**EXERCISE GOAL**
Make an exact copy of the entries, and keep any pictures out of it.

# # # #

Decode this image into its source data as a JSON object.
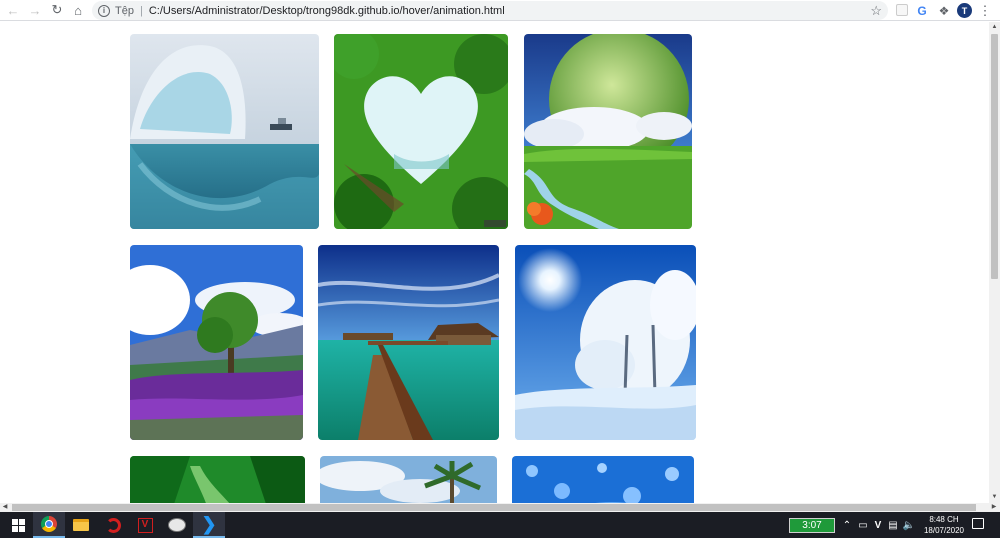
{
  "browser": {
    "back_icon": "back-arrow-icon",
    "forward_icon": "forward-arrow-icon",
    "reload_icon": "reload-icon",
    "home_icon": "home-icon",
    "site_info_label": "Tệp",
    "url": "C:/Users/Administrator/Desktop/trong98dk.github.io/hover/animation.html",
    "bookmark_icon": "star-icon",
    "profile_initial": "T"
  },
  "gallery": {
    "images": [
      {
        "name": "iceberg-underwater"
      },
      {
        "name": "heart-shaped-forest"
      },
      {
        "name": "green-planet-landscape"
      },
      {
        "name": "purple-flowers-tree"
      },
      {
        "name": "tropical-pier-bungalow"
      },
      {
        "name": "snowy-trees-sun"
      },
      {
        "name": "green-waterfall"
      },
      {
        "name": "palm-tree-sky"
      },
      {
        "name": "water-droplets"
      }
    ]
  },
  "taskbar": {
    "apps": [
      "start",
      "chrome",
      "file-explorer",
      "app-red",
      "app-v",
      "app-bird",
      "vscode"
    ],
    "timer": "3:07",
    "ime": "V",
    "time": "8:48 CH",
    "date": "18/07/2020"
  },
  "colors": {
    "timer_bg": "#1f9a3a",
    "taskbar_bg": "#1b1d24",
    "vscode_blue": "#2196f3"
  }
}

# # # #

**RIGHT ANSWER**
Decode this image into its source data as a JSON object.
{
  "browser": {
    "back_icon": "back-arrow-icon",
    "forward_icon": "forward-arrow-icon",
    "reload_icon": "reload-icon",
    "home_icon": "home-icon",
    "site_info_label": "Tệp",
    "url": "C:/Users/Administrator/Desktop/trong98dk.github.io/hover/animation.html",
    "bookmark_icon": "star-icon",
    "profile_initial": "T"
  },
  "gallery": {
    "images": [
      {
        "name": "iceberg-underwater"
      },
      {
        "name": "heart-shaped-forest"
      },
      {
        "name": "green-planet-landscape"
      },
      {
        "name": "purple-flowers-tree"
      },
      {
        "name": "tropical-pier-bungalow"
      },
      {
        "name": "snowy-trees-sun"
      },
      {
        "name": "green-waterfall"
      },
      {
        "name": "palm-tree-sky"
      },
      {
        "name": "water-droplets"
      }
    ]
  },
  "taskbar": {
    "apps": [
      "start",
      "chrome",
      "file-explorer",
      "app-red",
      "app-v",
      "app-bird",
      "vscode"
    ],
    "timer": "3:07",
    "ime": "V",
    "time": "8:48 CH",
    "date": "18/07/2020"
  },
  "colors": {
    "timer_bg": "#1f9a3a",
    "taskbar_bg": "#1b1d24",
    "vscode_blue": "#2196f3"
  }
}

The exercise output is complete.